L’hommage national du Burkina aux victimes des attaques jihadistes

Un soldat burkinabè tient un portrait d'une des victimes de l'attaque de l'hôtel Splendid, lors d'une cérémonie d'hommage, le 25 janvier 2016.
© REUTERS/Nabila El Hadad

Au Burkina Faso, le pays rend ce lundi 25 janvier un hommage national aux victimes des attaques jihadistes du 15 janvier, de l'hôtel Splendid, Yibi et du bar-restaurant Cappuccino ayant fait 30 morts et 56 blessés. Une cérémonie officielle a eu lieu ce lundi matin. Cette cérémonie s’est déroulée en présence de plus d’un millier de personnes et il y avait parmi eux le chef de l’Etat Roch Marc Christian Kaboré qui a rappelé sa volonté de combattre le terrorisme.

L’accès à la place de la Nation était d’ailleurs soumis à une fouille systématique. Un impressionnant dispositif de sécurité a été mis en place pour sécuriser les lieux.
---
- Travail à faire -
1. Dans le texte sur l'hommage national du Burkina, dans quel but l'impressionnant dispositif de sécurité a-t-il été mis en place ? Précisez aussi à quelle mesure l'accès à la place de la Nation était soumis.
2. Poursuivez le texte sur l'hommage national du Burkina après sa dernière phrase.
---
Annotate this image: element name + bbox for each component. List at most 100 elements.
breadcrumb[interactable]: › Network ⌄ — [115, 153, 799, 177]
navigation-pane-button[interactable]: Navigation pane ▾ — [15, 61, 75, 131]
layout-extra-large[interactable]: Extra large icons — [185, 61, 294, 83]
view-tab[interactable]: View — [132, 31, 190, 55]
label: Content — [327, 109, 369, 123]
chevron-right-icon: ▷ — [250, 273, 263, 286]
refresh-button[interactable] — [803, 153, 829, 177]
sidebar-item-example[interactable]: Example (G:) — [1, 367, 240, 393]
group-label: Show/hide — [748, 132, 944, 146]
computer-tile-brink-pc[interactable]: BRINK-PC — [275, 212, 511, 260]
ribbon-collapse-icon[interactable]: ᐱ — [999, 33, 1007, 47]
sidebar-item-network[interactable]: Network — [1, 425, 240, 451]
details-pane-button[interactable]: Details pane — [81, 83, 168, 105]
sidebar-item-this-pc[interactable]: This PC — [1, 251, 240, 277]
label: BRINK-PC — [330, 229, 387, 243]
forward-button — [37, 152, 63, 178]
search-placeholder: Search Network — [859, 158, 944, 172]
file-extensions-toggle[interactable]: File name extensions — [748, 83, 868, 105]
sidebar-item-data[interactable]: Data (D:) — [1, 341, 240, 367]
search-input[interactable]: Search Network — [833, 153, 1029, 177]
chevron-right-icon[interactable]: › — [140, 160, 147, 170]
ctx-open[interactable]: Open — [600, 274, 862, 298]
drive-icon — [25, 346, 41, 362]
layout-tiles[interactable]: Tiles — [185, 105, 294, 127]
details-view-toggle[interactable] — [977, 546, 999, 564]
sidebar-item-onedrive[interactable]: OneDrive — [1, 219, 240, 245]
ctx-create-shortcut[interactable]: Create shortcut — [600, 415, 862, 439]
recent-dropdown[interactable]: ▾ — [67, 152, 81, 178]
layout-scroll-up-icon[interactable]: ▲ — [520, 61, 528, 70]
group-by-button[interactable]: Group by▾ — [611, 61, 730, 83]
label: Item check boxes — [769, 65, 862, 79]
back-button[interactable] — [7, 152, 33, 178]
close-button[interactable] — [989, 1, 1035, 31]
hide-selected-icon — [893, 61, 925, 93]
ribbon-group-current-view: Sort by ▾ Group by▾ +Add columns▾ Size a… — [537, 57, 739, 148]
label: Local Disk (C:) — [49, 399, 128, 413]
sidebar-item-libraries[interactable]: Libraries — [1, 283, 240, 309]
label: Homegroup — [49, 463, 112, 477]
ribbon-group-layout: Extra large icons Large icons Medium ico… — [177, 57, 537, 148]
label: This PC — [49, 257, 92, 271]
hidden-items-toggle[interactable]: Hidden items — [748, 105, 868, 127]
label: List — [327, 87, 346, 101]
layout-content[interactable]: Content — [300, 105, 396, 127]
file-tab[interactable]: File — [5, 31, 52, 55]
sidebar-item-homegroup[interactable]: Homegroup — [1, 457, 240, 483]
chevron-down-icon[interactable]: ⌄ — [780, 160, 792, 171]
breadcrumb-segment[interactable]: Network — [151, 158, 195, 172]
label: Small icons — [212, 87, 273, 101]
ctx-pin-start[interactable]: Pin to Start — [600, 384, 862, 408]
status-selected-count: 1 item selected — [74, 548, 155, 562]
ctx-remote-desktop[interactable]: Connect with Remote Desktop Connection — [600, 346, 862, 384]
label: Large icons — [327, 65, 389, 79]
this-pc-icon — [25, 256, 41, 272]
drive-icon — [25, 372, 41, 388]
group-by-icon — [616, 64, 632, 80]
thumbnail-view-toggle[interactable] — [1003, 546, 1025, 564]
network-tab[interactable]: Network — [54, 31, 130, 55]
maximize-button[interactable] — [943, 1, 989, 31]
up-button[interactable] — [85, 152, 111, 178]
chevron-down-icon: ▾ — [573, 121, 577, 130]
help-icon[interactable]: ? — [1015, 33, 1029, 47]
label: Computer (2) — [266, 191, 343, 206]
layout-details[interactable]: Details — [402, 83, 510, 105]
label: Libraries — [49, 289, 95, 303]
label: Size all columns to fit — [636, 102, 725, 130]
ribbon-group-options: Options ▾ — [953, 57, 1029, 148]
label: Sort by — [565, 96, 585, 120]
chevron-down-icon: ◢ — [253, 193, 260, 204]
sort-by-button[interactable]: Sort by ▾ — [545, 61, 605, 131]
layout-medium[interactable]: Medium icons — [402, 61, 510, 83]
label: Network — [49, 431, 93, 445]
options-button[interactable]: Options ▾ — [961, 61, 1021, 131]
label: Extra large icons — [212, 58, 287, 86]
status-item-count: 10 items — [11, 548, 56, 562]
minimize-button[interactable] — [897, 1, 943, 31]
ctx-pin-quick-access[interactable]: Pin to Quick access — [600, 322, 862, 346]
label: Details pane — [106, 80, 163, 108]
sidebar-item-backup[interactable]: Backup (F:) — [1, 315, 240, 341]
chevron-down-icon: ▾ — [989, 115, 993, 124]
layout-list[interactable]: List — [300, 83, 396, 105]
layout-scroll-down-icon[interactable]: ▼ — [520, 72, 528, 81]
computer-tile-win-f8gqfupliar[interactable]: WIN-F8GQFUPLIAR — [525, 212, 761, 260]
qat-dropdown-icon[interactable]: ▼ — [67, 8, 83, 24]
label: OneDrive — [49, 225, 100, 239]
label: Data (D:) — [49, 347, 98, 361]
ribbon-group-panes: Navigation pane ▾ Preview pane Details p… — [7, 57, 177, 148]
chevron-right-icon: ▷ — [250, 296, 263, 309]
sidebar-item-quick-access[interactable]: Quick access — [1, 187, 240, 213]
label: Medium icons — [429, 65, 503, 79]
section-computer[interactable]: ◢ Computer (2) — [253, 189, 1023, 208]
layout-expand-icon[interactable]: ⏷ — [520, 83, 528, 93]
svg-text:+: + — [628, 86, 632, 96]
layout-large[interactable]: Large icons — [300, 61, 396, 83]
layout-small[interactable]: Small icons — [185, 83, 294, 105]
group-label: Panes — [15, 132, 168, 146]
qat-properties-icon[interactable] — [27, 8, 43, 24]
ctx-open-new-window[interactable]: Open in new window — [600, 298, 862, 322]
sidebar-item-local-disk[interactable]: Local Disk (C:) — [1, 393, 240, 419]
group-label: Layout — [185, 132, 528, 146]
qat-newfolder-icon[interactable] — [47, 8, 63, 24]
---
- Réponses aux tâches -
1. Le dispositif de sécurité a été mis en place pour sécuriser les lieux de la cérémonie. L'accès à la place de la Nation était soumis à une fouille systématique.

2.
« Cette attaque terroriste n’a qu’un seul but, semer la terreur et la panique, et d’empêcher les efforts de développement du Burkina Faso dans la paix, la démocratie et la stabilité », a soutenu le président du Burkina Faso. Dans un discours aux allures d’un chef de guerre, le président Roch Marc Christian Kaboré a invité les Burkinabè à se mobiliser pour infliger une défaite cinglante aux terroristes. Le président prévient que le Burkina Faso fera preuve de fermeté contre des individus sans foi, ni loi. Il a en outre invité population à la lucidité et au discernement.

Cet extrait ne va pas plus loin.